### Stated problem:
Scan the listing below and copy every line holding "title".

### Entries provided:
<<<<
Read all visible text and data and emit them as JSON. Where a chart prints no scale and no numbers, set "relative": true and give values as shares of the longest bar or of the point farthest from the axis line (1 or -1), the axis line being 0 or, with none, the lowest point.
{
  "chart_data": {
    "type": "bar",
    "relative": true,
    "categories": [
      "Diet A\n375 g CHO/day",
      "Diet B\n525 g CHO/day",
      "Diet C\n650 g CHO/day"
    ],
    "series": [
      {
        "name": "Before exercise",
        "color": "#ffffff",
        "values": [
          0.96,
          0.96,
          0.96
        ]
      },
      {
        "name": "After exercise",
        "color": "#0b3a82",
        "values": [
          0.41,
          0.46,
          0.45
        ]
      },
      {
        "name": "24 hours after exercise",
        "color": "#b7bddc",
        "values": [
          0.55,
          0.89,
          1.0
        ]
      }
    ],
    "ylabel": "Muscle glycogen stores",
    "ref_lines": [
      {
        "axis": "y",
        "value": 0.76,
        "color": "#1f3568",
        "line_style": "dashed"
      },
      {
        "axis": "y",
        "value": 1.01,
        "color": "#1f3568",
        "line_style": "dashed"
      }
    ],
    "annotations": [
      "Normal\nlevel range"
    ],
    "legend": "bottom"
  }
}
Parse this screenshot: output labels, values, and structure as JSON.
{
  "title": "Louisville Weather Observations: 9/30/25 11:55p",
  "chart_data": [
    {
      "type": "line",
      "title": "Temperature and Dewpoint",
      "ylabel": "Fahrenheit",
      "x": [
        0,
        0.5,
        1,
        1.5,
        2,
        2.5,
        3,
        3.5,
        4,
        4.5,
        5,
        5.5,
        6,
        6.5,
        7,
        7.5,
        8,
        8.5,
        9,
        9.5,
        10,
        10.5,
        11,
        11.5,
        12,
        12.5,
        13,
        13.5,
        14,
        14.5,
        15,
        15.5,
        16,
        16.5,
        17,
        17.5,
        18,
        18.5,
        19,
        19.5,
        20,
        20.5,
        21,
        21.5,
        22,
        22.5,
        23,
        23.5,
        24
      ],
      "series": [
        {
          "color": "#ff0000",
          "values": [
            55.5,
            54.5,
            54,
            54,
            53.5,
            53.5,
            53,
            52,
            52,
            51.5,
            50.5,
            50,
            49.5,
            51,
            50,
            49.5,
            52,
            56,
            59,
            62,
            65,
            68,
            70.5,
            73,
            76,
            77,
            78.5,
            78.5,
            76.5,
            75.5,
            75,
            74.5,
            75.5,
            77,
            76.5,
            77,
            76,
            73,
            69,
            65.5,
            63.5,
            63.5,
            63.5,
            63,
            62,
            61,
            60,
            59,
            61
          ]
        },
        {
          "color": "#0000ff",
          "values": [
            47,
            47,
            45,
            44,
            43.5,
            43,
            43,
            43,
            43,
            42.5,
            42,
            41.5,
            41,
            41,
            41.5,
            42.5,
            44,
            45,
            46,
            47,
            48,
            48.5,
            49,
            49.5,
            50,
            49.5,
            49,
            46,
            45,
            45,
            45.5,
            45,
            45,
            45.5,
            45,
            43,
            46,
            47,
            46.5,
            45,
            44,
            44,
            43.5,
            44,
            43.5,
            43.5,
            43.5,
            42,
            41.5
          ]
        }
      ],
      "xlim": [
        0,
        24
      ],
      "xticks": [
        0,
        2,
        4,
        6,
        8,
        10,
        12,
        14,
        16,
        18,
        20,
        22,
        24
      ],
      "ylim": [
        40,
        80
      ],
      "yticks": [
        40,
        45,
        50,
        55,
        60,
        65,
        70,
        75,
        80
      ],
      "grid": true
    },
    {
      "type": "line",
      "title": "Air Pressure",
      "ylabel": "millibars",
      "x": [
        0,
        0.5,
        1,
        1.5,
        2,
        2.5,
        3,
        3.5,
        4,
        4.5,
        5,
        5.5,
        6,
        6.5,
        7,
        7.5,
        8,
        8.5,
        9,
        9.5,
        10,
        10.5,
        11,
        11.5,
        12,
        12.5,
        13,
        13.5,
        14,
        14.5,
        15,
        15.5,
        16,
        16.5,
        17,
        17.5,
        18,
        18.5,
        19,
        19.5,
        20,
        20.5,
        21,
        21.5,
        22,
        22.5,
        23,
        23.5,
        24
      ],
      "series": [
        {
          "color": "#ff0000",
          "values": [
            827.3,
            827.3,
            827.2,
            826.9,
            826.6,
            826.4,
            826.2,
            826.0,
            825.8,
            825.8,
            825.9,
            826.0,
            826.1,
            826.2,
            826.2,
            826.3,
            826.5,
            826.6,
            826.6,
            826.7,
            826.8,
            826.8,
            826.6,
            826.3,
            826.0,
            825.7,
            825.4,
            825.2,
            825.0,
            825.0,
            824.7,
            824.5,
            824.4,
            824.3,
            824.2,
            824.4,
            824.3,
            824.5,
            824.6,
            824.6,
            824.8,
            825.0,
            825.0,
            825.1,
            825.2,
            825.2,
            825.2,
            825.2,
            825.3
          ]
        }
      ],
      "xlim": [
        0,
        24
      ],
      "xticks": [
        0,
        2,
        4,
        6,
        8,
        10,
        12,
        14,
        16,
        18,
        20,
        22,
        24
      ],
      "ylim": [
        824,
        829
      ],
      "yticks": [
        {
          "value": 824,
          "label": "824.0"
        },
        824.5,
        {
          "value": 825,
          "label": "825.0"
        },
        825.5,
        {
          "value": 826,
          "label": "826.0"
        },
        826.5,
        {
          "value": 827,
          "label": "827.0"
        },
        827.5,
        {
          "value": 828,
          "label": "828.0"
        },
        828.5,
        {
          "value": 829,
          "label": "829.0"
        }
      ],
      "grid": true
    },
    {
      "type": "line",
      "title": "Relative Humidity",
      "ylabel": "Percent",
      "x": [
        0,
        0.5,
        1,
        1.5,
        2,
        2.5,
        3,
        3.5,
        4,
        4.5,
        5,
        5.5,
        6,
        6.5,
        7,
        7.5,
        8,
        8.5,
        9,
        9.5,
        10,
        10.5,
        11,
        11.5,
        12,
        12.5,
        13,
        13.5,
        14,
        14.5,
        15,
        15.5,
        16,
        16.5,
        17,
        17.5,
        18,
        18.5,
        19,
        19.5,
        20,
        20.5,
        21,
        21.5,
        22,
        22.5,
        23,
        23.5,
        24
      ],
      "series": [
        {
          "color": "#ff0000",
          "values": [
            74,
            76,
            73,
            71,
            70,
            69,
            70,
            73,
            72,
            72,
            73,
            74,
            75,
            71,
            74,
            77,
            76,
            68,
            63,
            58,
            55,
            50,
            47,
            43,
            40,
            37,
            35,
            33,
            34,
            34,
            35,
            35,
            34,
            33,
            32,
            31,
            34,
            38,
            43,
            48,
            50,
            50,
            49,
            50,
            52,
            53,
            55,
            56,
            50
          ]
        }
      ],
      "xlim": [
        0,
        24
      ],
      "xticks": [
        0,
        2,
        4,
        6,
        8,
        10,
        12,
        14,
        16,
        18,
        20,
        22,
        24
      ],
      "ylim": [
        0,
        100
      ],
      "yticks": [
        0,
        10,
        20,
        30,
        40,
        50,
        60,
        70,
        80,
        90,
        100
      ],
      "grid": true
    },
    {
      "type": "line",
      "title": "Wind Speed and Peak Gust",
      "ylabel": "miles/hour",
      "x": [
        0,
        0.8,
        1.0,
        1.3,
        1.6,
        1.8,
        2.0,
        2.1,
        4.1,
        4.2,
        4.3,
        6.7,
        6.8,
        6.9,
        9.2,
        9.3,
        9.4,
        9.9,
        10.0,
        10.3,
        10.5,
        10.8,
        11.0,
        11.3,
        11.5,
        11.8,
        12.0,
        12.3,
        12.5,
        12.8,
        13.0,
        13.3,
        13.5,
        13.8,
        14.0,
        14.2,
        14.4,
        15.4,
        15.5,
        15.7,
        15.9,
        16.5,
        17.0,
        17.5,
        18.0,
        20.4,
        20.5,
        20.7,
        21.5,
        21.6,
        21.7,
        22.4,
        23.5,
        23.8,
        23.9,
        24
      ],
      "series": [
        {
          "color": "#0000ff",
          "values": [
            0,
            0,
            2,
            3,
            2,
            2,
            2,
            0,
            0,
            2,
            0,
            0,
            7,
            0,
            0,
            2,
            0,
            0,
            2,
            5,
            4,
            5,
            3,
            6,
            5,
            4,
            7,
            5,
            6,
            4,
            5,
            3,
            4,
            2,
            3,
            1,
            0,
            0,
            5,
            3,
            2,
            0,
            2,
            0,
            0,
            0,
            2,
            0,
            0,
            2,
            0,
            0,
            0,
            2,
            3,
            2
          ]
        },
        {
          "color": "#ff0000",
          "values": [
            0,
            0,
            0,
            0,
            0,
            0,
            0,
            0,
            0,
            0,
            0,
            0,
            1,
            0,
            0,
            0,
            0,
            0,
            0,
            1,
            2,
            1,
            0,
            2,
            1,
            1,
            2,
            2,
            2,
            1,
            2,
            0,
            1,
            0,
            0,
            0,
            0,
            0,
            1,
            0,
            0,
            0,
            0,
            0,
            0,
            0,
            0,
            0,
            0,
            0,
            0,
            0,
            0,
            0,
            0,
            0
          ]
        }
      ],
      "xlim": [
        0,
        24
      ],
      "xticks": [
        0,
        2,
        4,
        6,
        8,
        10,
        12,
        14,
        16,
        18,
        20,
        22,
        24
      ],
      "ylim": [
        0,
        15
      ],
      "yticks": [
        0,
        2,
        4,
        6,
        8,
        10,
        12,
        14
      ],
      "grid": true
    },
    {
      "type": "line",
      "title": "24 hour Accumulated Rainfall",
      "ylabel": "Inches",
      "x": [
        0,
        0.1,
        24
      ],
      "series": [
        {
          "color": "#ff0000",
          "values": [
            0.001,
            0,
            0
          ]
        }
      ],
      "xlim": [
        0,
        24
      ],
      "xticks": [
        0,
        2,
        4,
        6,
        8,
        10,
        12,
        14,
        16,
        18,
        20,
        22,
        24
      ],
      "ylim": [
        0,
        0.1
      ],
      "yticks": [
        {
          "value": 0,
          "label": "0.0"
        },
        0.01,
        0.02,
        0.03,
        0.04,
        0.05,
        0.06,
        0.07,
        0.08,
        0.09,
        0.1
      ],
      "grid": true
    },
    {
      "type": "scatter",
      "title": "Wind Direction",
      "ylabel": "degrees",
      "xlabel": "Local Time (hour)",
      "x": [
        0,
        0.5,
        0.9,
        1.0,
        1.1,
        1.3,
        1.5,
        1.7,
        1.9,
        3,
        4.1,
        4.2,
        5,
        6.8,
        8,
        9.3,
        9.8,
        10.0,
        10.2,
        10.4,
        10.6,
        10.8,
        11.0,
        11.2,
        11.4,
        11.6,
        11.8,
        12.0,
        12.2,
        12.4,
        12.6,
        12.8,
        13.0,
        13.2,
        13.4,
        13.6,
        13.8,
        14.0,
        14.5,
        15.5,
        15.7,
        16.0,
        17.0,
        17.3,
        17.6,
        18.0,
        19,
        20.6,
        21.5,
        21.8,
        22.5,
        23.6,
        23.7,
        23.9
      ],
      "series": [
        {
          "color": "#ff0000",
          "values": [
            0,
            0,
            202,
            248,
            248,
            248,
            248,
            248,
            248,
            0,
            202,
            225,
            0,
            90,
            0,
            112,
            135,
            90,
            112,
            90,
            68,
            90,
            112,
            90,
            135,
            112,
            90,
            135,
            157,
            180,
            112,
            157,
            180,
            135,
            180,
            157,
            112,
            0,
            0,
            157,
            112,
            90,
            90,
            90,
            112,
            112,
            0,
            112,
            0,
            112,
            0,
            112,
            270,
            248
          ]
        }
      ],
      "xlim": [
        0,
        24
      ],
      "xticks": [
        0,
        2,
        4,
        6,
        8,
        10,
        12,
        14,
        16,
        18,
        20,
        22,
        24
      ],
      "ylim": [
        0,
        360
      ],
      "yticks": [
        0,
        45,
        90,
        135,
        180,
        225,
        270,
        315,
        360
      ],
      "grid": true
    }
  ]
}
>>>>
### Solved problem:
  "title": "Louisville Weather Observations: 9/30/25 11:55p",
      "title": "Temperature and Dewpoint",
      "title": "Air Pressure",
      "title": "Relative Humidity",
      "title": "Wind Speed and Peak Gust",
      "title": "24 hour Accumulated Rainfall",
      "title": "Wind Direction",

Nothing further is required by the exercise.